(What is asked) Please print all of the material below, word for word.
┌──
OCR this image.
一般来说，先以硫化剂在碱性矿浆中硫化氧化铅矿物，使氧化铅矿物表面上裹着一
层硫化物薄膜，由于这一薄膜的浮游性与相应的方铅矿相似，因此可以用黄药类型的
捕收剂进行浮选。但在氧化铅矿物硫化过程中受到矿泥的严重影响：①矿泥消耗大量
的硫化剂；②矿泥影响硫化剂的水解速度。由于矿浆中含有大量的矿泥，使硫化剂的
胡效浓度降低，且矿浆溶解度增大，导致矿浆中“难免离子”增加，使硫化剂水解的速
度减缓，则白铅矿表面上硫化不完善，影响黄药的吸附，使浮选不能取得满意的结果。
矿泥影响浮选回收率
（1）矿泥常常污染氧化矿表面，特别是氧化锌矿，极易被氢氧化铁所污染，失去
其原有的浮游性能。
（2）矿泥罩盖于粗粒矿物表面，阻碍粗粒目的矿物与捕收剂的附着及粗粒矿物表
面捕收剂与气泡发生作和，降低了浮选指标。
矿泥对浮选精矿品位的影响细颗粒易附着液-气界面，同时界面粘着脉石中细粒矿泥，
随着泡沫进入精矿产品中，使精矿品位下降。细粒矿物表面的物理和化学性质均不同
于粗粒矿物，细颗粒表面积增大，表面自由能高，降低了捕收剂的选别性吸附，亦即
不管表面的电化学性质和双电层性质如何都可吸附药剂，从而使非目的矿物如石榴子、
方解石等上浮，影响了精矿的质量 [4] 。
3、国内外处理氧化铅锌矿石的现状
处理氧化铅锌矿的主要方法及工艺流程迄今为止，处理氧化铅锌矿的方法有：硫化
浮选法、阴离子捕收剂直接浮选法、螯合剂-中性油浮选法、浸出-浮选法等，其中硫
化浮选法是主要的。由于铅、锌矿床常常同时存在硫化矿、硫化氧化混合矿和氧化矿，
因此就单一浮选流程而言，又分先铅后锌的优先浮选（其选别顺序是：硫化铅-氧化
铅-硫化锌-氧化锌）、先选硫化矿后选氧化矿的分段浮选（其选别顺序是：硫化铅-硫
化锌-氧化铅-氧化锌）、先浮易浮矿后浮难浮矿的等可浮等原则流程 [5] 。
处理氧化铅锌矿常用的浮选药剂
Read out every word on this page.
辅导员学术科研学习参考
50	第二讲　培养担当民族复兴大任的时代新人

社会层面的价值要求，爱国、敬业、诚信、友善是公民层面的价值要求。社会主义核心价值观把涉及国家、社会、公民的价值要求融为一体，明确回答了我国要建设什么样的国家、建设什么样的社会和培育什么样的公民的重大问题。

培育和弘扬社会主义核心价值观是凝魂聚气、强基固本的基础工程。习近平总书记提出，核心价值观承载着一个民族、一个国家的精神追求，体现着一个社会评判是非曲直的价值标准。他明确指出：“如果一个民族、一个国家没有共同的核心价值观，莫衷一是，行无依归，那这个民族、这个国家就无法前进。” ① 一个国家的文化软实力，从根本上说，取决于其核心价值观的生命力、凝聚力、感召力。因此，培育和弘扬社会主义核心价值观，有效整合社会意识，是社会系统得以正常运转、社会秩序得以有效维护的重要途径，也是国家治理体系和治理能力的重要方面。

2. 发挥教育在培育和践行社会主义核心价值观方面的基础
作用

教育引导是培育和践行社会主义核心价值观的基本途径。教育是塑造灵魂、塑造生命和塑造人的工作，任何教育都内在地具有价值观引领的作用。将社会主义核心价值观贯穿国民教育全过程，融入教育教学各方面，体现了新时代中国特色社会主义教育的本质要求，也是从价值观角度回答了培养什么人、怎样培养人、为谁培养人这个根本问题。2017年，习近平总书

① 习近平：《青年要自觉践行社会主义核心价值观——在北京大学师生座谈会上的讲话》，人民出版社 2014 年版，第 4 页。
└──
(Problem solution)
OCR this image.
一般来说，先以硫化剂在碱性矿浆中硫化氧化铅矿物，使氧化铅矿物表面上裹着一
层硫化物薄膜，由于这一薄膜的浮游性与相应的方铅矿相似，因此可以用黄药类型的
捕收剂进行浮选。但在氧化铅矿物硫化过程中受到矿泥的严重影响：①矿泥消耗大量
的硫化剂；②矿泥影响硫化剂的水解速度。由于矿浆中含有大量的矿泥，使硫化剂的
胡效浓度降低，且矿浆溶解度增大，导致矿浆中“难免离子”增加，使硫化剂水解的速
度减缓，则白铅矿表面上硫化不完善，影响黄药的吸附，使浮选不能取得满意的结果。
矿泥影响浮选回收率
（1）矿泥常常污染氧化矿表面，特别是氧化锌矿，极易被氢氧化铁所污染，失去
其原有的浮游性能。
（2）矿泥罩盖于粗粒矿物表面，阻碍粗粒目的矿物与捕收剂的附着及粗粒矿物表
面捕收剂与气泡发生作和，降低了浮选指标。
矿泥对浮选精矿品位的影响细颗粒易附着液-气界面，同时界面粘着脉石中细粒矿泥，
随着泡沫进入精矿产品中，使精矿品位下降。细粒矿物表面的物理和化学性质均不同
于粗粒矿物，细颗粒表面积增大，表面自由能高，降低了捕收剂的选别性吸附，亦即
不管表面的电化学性质和双电层性质如何都可吸附药剂，从而使非目的矿物如石榴子、
方解石等上浮，影响了精矿的质量 [4] 。
3、国内外处理氧化铅锌矿石的现状
处理氧化铅锌矿的主要方法及工艺流程迄今为止，处理氧化铅锌矿的方法有：硫化
浮选法、阴离子捕收剂直接浮选法、螯合剂-中性油浮选法、浸出-浮选法等，其中硫
化浮选法是主要的。由于铅、锌矿床常常同时存在硫化矿、硫化氧化混合矿和氧化矿，
因此就单一浮选流程而言，又分先铅后锌的优先浮选（其选别顺序是：硫化铅-氧化
铅-硫化锌-氧化锌）、先选硫化矿后选氧化矿的分段浮选（其选别顺序是：硫化铅-硫
化锌-氧化铅-氧化锌）、先浮易浮矿后浮难浮矿的等可浮等原则流程 [5] 。
处理氧化铅锌矿常用的浮选药剂
Read out every word on this page.
辅导员学术科研学习参考
50	第二讲　培养担当民族复兴大任的时代新人

社会层面的价值要求，爱国、敬业、诚信、友善是公民层面的价值要求。社会主义核心价值观把涉及国家、社会、公民的价值要求融为一体，明确回答了我国要建设什么样的国家、建设什么样的社会和培育什么样的公民的重大问题。

培育和弘扬社会主义核心价值观是凝魂聚气、强基固本的基础工程。习近平总书记提出，核心价值观承载着一个民族、一个国家的精神追求，体现着一个社会评判是非曲直的价值标准。他明确指出：“如果一个民族、一个国家没有共同的核心价值观，莫衷一是，行无依归，那这个民族、这个国家就无法前进。” ① 一个国家的文化软实力，从根本上说，取决于其核心价值观的生命力、凝聚力、感召力。因此，培育和弘扬社会主义核心价值观，有效整合社会意识，是社会系统得以正常运转、社会秩序得以有效维护的重要途径，也是国家治理体系和治理能力的重要方面。

2. 发挥教育在培育和践行社会主义核心价值观方面的基础
作用

教育引导是培育和践行社会主义核心价值观的基本途径。教育是塑造灵魂、塑造生命和塑造人的工作，任何教育都内在地具有价值观引领的作用。将社会主义核心价值观贯穿国民教育全过程，融入教育教学各方面，体现了新时代中国特色社会主义教育的本质要求，也是从价值观角度回答了培养什么人、怎样培养人、为谁培养人这个根本问题。2017年，习近平总书

① 习近平：《青年要自觉践行社会主义核心价值观——在北京大学师生座谈会上的讲话》，人民出版社 2014 年版，第 4 页。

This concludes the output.